Exercise goal :: Which lines of the records contain "data"? Collect every one of them.

Material provided ::
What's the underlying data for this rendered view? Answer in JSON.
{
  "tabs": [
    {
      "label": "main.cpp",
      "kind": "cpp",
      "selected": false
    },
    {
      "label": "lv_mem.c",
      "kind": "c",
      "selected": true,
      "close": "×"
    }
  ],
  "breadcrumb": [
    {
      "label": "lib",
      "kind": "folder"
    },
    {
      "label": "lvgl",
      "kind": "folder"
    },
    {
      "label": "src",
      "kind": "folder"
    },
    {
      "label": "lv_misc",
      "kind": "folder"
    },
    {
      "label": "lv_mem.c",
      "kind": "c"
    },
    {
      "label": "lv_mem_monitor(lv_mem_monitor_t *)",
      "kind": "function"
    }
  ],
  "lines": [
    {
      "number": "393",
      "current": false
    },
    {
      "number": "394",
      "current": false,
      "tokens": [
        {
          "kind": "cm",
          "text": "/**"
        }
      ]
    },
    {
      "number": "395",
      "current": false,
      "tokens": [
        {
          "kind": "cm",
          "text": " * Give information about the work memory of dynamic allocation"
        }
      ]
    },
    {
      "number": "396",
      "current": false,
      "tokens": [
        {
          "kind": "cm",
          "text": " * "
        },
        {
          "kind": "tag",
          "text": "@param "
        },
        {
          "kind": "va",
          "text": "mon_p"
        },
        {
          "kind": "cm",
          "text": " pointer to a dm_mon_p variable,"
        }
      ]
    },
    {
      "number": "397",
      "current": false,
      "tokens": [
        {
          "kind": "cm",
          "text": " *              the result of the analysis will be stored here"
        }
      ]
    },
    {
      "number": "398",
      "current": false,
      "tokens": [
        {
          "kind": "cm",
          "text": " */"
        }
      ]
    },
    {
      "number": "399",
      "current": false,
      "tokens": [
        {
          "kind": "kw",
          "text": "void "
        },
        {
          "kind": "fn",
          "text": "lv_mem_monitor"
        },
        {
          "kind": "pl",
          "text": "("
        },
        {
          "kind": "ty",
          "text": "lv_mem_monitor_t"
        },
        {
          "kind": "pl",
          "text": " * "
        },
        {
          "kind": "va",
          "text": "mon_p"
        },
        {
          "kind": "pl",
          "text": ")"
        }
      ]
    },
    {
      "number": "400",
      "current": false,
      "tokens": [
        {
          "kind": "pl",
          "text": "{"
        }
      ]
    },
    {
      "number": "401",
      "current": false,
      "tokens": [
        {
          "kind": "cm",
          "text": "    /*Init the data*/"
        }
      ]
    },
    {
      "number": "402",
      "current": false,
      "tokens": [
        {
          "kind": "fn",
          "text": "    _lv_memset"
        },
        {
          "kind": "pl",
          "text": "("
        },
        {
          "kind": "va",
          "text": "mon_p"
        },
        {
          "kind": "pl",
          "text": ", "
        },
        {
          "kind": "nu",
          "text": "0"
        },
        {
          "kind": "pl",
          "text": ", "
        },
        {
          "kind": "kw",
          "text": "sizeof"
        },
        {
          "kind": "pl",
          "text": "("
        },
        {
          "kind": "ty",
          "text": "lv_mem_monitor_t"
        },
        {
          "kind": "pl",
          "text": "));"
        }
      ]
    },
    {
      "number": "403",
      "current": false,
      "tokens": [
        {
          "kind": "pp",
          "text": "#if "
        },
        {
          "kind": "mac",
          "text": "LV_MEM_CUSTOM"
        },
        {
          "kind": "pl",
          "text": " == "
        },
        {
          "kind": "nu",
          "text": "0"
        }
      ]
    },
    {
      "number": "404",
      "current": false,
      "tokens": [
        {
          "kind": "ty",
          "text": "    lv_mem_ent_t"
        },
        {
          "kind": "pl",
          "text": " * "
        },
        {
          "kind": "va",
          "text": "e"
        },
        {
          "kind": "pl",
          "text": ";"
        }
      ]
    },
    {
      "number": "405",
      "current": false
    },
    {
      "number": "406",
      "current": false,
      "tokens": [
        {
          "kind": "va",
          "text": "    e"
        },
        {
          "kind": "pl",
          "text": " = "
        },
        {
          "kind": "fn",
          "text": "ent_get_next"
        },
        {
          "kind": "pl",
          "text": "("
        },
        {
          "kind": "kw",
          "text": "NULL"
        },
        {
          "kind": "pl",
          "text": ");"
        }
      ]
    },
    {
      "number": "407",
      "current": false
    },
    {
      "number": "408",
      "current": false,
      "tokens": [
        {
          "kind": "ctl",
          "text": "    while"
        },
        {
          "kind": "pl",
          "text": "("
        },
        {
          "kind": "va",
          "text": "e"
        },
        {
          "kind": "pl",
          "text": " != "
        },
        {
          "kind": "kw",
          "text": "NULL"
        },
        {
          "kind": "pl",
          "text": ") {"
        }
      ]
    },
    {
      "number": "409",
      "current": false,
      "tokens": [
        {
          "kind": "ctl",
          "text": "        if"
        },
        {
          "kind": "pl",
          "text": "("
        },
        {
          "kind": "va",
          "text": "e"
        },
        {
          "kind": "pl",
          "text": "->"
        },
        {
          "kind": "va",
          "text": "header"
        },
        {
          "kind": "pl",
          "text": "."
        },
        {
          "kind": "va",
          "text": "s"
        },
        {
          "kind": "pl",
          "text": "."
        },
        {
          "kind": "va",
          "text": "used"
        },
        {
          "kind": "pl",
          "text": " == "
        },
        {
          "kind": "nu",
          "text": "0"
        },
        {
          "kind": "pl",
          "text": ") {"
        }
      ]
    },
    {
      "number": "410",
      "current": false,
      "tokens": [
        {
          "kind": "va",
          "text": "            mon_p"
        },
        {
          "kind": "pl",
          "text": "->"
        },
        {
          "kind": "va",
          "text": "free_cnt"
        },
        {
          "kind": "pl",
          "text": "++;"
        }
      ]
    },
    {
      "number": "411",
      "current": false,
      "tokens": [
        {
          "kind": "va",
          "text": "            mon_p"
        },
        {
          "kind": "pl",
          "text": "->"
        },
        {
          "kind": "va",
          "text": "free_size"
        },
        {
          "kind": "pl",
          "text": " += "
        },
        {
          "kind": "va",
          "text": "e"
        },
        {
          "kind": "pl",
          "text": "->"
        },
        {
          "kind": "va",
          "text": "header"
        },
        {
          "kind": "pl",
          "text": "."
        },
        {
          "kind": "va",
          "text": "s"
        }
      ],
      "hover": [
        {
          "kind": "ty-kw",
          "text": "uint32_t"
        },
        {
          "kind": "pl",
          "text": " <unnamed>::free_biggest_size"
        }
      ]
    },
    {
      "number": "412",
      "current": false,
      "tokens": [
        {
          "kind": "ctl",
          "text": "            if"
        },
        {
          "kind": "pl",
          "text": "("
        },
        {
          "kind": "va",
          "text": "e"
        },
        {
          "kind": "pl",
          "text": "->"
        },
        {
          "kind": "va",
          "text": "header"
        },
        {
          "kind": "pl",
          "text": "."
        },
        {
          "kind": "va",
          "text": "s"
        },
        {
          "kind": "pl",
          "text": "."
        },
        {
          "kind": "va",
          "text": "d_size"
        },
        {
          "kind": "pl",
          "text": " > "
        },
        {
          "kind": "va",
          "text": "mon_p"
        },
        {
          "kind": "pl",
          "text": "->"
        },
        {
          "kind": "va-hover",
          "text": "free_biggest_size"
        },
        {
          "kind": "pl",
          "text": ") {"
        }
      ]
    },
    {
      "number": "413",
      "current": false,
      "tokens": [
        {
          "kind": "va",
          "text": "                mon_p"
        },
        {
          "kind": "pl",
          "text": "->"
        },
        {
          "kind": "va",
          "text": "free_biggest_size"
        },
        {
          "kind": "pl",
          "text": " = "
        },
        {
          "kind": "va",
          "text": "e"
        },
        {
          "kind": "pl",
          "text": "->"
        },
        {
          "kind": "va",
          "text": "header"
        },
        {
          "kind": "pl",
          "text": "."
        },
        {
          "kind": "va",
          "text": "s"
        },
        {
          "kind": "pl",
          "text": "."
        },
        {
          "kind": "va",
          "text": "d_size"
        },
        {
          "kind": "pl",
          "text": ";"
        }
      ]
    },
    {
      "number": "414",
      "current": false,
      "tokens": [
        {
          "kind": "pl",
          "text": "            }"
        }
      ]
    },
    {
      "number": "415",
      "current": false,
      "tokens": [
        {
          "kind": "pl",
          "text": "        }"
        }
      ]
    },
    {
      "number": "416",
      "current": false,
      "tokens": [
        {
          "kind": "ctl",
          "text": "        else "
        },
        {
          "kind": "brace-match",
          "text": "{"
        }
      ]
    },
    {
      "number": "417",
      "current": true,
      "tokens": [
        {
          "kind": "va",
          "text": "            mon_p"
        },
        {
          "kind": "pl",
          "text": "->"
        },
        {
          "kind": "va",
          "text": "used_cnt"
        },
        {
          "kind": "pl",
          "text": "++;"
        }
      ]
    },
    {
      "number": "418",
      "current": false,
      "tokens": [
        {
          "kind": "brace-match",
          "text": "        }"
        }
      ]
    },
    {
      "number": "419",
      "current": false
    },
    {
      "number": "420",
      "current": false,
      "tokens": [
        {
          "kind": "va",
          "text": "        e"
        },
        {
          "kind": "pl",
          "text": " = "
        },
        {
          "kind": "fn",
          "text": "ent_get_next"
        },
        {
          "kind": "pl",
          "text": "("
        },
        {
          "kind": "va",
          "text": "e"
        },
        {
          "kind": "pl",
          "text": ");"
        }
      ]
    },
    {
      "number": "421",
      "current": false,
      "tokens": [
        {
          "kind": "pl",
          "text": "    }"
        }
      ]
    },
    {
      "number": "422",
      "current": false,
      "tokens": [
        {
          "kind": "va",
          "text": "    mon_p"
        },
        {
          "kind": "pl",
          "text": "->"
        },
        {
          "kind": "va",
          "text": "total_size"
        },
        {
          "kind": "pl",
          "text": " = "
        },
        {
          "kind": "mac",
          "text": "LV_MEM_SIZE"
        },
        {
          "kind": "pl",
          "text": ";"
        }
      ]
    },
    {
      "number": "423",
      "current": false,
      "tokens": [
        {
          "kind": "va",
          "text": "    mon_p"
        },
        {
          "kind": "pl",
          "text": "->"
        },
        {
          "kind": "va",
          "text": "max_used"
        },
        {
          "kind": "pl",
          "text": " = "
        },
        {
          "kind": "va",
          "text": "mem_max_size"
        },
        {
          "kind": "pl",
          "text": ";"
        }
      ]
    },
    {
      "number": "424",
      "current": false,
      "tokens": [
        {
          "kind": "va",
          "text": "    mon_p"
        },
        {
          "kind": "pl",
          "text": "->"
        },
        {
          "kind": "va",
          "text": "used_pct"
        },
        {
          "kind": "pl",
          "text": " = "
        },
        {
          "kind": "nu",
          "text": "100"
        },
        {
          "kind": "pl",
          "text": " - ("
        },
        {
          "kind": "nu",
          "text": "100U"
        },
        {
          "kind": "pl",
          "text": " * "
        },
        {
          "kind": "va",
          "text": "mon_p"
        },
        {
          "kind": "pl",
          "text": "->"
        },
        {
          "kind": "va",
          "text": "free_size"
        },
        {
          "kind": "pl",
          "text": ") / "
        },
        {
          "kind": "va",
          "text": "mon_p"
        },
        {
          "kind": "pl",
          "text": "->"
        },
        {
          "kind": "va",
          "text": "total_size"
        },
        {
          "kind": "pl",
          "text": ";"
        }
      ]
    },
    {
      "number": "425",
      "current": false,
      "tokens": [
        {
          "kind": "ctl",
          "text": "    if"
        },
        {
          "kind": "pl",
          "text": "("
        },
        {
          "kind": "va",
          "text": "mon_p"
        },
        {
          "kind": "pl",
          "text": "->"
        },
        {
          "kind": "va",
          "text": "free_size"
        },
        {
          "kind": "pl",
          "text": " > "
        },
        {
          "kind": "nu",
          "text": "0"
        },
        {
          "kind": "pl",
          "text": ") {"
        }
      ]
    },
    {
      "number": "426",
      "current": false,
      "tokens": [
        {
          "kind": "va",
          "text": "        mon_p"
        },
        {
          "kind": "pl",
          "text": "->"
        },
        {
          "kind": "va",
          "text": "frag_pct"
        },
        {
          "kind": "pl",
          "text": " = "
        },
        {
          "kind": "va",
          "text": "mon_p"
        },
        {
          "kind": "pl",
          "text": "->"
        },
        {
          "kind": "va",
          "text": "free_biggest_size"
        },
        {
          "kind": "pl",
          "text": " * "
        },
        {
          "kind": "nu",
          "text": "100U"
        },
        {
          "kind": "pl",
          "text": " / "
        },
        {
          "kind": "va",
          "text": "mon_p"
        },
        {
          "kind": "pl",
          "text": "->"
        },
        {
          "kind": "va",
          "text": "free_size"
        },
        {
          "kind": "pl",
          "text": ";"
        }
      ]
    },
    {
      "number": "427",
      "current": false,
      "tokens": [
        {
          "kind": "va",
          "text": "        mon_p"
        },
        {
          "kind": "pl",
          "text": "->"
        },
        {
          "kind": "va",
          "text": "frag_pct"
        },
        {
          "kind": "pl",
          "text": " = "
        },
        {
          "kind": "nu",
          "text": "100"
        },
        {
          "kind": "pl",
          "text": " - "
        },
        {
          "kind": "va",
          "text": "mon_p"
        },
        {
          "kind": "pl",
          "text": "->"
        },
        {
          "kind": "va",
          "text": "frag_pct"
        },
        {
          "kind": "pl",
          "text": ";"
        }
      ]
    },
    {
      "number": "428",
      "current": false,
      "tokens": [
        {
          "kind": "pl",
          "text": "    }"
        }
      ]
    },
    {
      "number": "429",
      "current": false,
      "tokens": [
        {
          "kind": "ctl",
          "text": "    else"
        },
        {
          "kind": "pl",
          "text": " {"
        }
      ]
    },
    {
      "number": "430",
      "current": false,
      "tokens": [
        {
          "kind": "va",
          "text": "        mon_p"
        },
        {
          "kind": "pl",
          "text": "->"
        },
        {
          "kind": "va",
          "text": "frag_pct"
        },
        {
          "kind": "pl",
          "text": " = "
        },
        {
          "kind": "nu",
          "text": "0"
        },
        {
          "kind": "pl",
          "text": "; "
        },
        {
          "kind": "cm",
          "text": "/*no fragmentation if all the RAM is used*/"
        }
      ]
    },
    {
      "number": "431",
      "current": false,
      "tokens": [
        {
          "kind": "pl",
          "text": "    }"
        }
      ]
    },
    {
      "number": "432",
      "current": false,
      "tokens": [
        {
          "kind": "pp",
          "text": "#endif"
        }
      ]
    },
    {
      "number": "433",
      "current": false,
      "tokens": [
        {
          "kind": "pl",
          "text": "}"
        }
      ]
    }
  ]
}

Written answer ::
What's the underlying data for this rendered view? Answer in JSON.
          "text": "    /*Init the data*/"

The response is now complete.